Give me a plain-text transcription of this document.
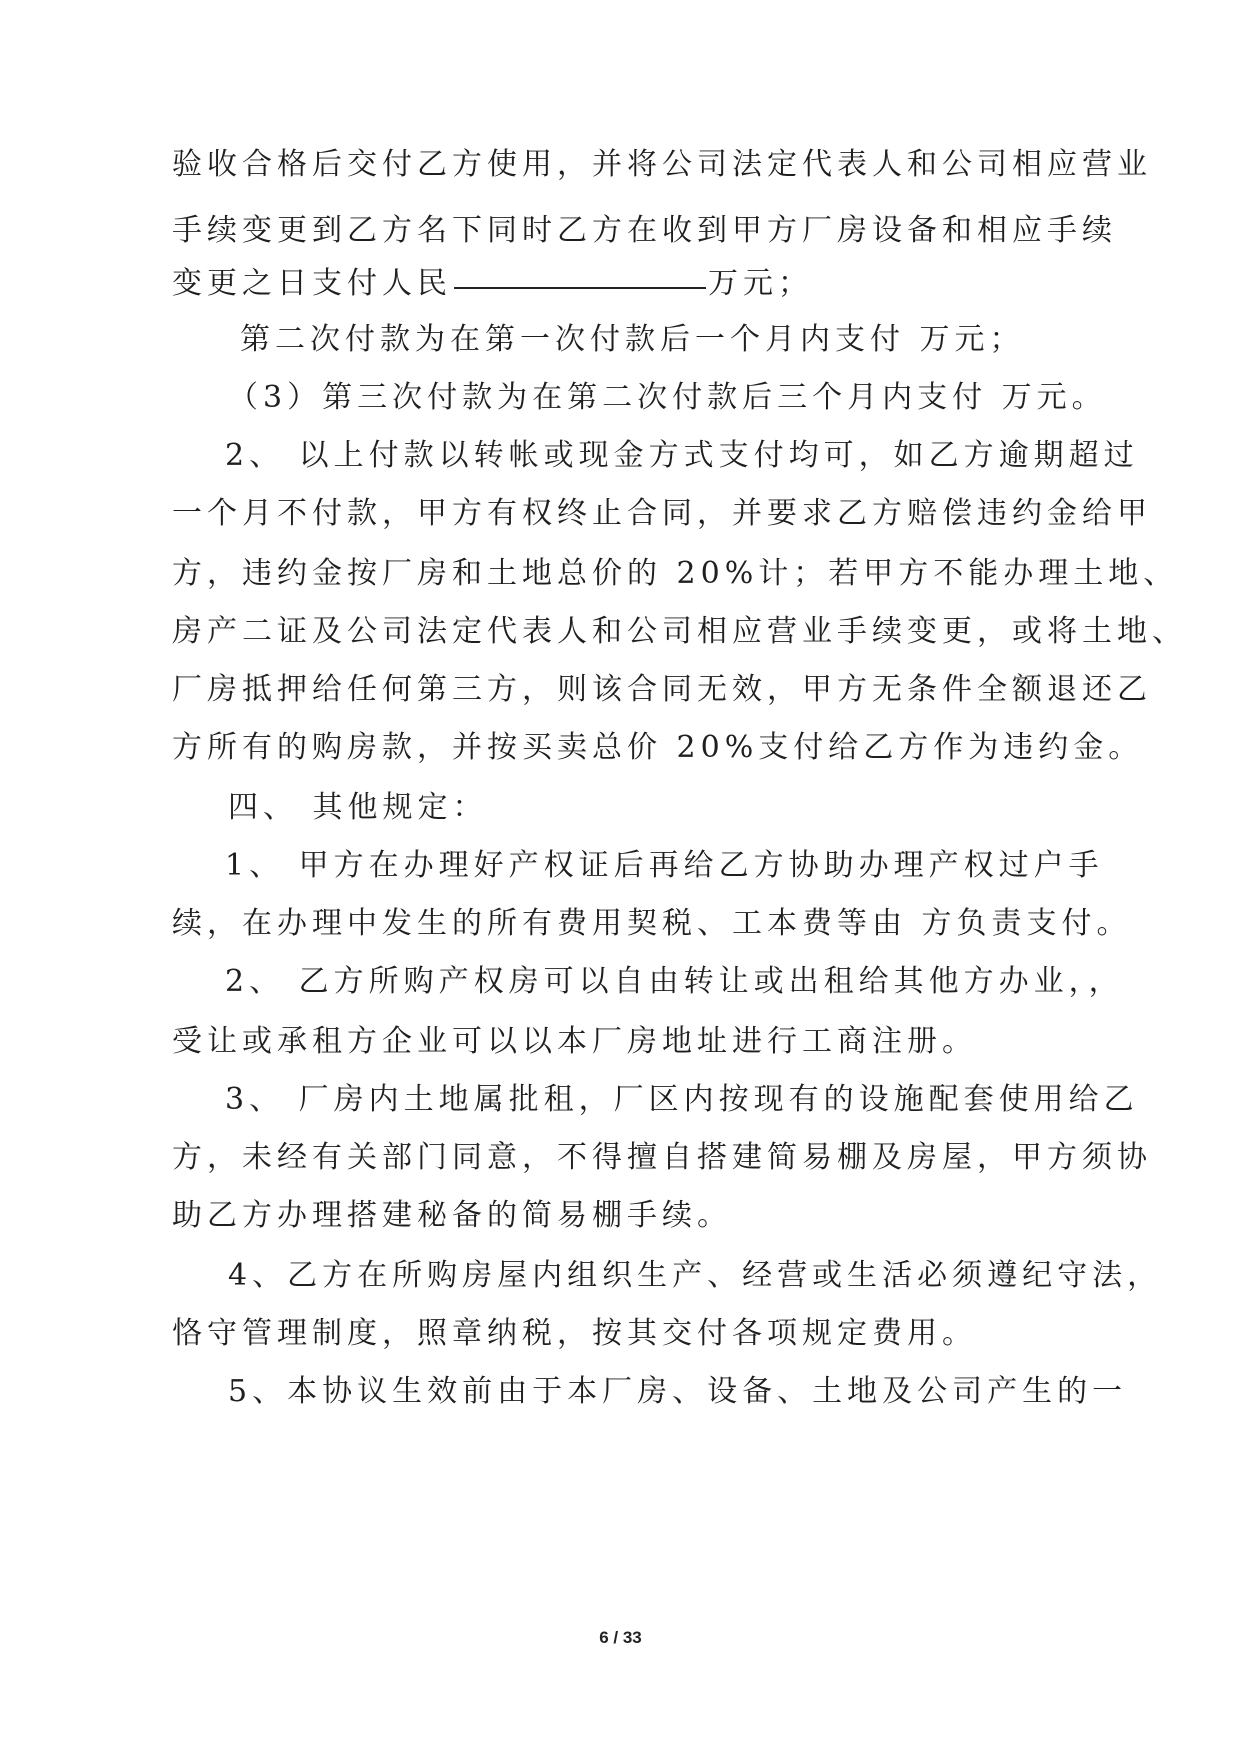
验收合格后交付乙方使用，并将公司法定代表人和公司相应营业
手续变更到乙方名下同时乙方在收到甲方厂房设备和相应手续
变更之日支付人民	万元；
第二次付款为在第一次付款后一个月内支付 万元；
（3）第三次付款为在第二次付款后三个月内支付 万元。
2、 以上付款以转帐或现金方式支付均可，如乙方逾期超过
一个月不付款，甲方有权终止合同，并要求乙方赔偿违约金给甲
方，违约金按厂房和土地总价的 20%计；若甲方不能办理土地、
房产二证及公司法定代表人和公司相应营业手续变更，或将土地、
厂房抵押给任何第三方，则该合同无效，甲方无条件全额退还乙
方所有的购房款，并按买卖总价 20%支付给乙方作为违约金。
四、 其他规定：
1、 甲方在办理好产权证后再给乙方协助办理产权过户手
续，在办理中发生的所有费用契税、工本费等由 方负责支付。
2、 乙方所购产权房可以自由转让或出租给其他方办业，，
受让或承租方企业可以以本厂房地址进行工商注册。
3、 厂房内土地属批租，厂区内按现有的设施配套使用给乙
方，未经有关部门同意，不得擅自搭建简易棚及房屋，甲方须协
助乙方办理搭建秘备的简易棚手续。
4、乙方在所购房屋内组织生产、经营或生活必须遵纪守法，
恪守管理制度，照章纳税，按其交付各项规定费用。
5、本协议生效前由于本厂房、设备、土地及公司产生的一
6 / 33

### EXERCISE REQUIREMENTS
Your job is to transcribe the entries above exactly; skip the pictures.

### COMPLETED EXERCISE
Give me a plain-text transcription of this document.
验收合格后交付乙方使用，并将公司法定代表人和公司相应营业
手续变更到乙方名下同时乙方在收到甲方厂房设备和相应手续
变更之日支付人民	万元；
第二次付款为在第一次付款后一个月内支付 万元；
（3）第三次付款为在第二次付款后三个月内支付 万元。
2、 以上付款以转帐或现金方式支付均可，如乙方逾期超过
一个月不付款，甲方有权终止合同，并要求乙方赔偿违约金给甲
方，违约金按厂房和土地总价的 20%计；若甲方不能办理土地、
房产二证及公司法定代表人和公司相应营业手续变更，或将土地、
厂房抵押给任何第三方，则该合同无效，甲方无条件全额退还乙
方所有的购房款，并按买卖总价 20%支付给乙方作为违约金。
四、 其他规定：
1、 甲方在办理好产权证后再给乙方协助办理产权过户手
续，在办理中发生的所有费用契税、工本费等由 方负责支付。
2、 乙方所购产权房可以自由转让或出租给其他方办业，，
受让或承租方企业可以以本厂房地址进行工商注册。
3、 厂房内土地属批租，厂区内按现有的设施配套使用给乙
方，未经有关部门同意，不得擅自搭建简易棚及房屋，甲方须协
助乙方办理搭建秘备的简易棚手续。
4、乙方在所购房屋内组织生产、经营或生活必须遵纪守法，
恪守管理制度，照章纳税，按其交付各项规定费用。
5、本协议生效前由于本厂房、设备、土地及公司产生的一
6 / 33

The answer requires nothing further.